Data records:
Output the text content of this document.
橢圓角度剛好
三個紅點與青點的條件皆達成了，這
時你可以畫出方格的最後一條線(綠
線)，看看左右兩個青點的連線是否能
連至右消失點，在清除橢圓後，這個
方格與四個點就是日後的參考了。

• Exercise
Exact copies of all the records are required.

• Problem solution
Output the text content of this document.
橢圓角度剛好
三個紅點與青點的條件皆達成了，這
時你可以畫出方格的最後一條線(綠
線)，看看左右兩個青點的連線是否能
連至右消失點，在清除橢圓後，這個
方格與四個點就是日後的參考了。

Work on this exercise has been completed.